_What is required_
Omit the pictures, then write out every entry exactly as it reads.

_Data for this task_
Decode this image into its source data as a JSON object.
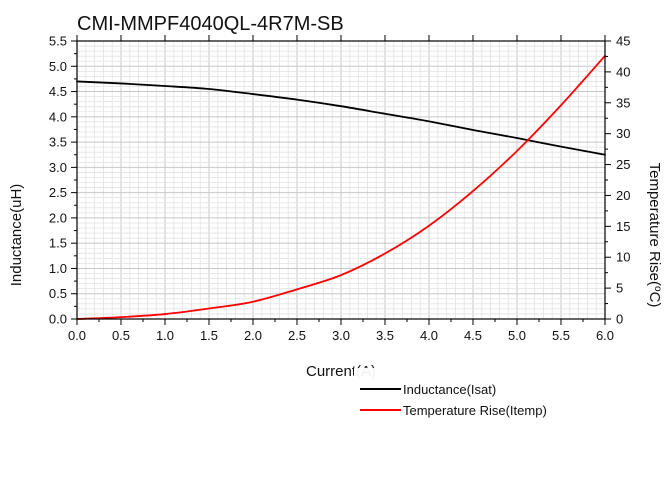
{
  "chart_data": {
    "type": "line",
    "title": "CMI-MMPF4040QL-4R7M-SB",
    "xlabel": "Current(A)",
    "ylabel_left": "Inductance(uH)",
    "ylabel_right": "Temperature Rise(",
    "ylabel_right_sup": "o",
    "ylabel_right_suffix": "C)",
    "xlim": [
      0,
      6
    ],
    "ylim_left": [
      0,
      5.5
    ],
    "ylim_right": [
      0,
      45
    ],
    "x_ticks": [
      "0.0",
      "0.5",
      "1.0",
      "1.5",
      "2.0",
      "2.5",
      "3.0",
      "3.5",
      "4.0",
      "4.5",
      "5.0",
      "5.5",
      "6.0"
    ],
    "y_left_ticks": [
      "0.0",
      "0.5",
      "1.0",
      "1.5",
      "2.0",
      "2.5",
      "3.0",
      "3.5",
      "4.0",
      "4.5",
      "5.0",
      "5.5"
    ],
    "y_right_ticks": [
      "0",
      "5",
      "10",
      "15",
      "20",
      "25",
      "30",
      "35",
      "40",
      "45"
    ],
    "grid": true,
    "legend_position": "bottom-right",
    "series": [
      {
        "name": "Inductance(Isat)",
        "axis": "left",
        "color": "#000000",
        "x": [
          0,
          0.5,
          1.0,
          1.5,
          2.0,
          2.5,
          3.0,
          3.5,
          4.0,
          4.5,
          5.0,
          5.5,
          6.0
        ],
        "y": [
          4.7,
          4.66,
          4.61,
          4.55,
          4.45,
          4.34,
          4.21,
          4.06,
          3.91,
          3.74,
          3.58,
          3.41,
          3.25
        ]
      },
      {
        "name": "Temperature Rise(Itemp)",
        "axis": "right",
        "color": "#ff0000",
        "x": [
          0,
          0.5,
          1.0,
          1.5,
          2.0,
          2.5,
          3.0,
          3.5,
          4.0,
          4.5,
          5.0,
          5.5,
          6.0
        ],
        "y": [
          0.0,
          0.3,
          0.8,
          1.7,
          2.8,
          4.8,
          7.1,
          10.6,
          15.1,
          20.7,
          27.2,
          34.6,
          42.6
        ]
      }
    ]
  }
}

_Solution to this exercise_
Decode this image into its source data as a JSON object.
{
  "chart_data": {
    "type": "line",
    "title": "CMI-MMPF4040QL-4R7M-SB",
    "xlabel": "Current(A)",
    "ylabel_left": "Inductance(uH)",
    "ylabel_right": "Temperature Rise(",
    "ylabel_right_sup": "o",
    "ylabel_right_suffix": "C)",
    "xlim": [
      0,
      6
    ],
    "ylim_left": [
      0,
      5.5
    ],
    "ylim_right": [
      0,
      45
    ],
    "x_ticks": [
      "0.0",
      "0.5",
      "1.0",
      "1.5",
      "2.0",
      "2.5",
      "3.0",
      "3.5",
      "4.0",
      "4.5",
      "5.0",
      "5.5",
      "6.0"
    ],
    "y_left_ticks": [
      "0.0",
      "0.5",
      "1.0",
      "1.5",
      "2.0",
      "2.5",
      "3.0",
      "3.5",
      "4.0",
      "4.5",
      "5.0",
      "5.5"
    ],
    "y_right_ticks": [
      "0",
      "5",
      "10",
      "15",
      "20",
      "25",
      "30",
      "35",
      "40",
      "45"
    ],
    "grid": true,
    "legend_position": "bottom-right",
    "series": [
      {
        "name": "Inductance(Isat)",
        "axis": "left",
        "color": "#000000",
        "x": [
          0,
          0.5,
          1.0,
          1.5,
          2.0,
          2.5,
          3.0,
          3.5,
          4.0,
          4.5,
          5.0,
          5.5,
          6.0
        ],
        "y": [
          4.7,
          4.66,
          4.61,
          4.55,
          4.45,
          4.34,
          4.21,
          4.06,
          3.91,
          3.74,
          3.58,
          3.41,
          3.25
        ]
      },
      {
        "name": "Temperature Rise(Itemp)",
        "axis": "right",
        "color": "#ff0000",
        "x": [
          0,
          0.5,
          1.0,
          1.5,
          2.0,
          2.5,
          3.0,
          3.5,
          4.0,
          4.5,
          5.0,
          5.5,
          6.0
        ],
        "y": [
          0.0,
          0.3,
          0.8,
          1.7,
          2.8,
          4.8,
          7.1,
          10.6,
          15.1,
          20.7,
          27.2,
          34.6,
          42.6
        ]
      }
    ]
  }
}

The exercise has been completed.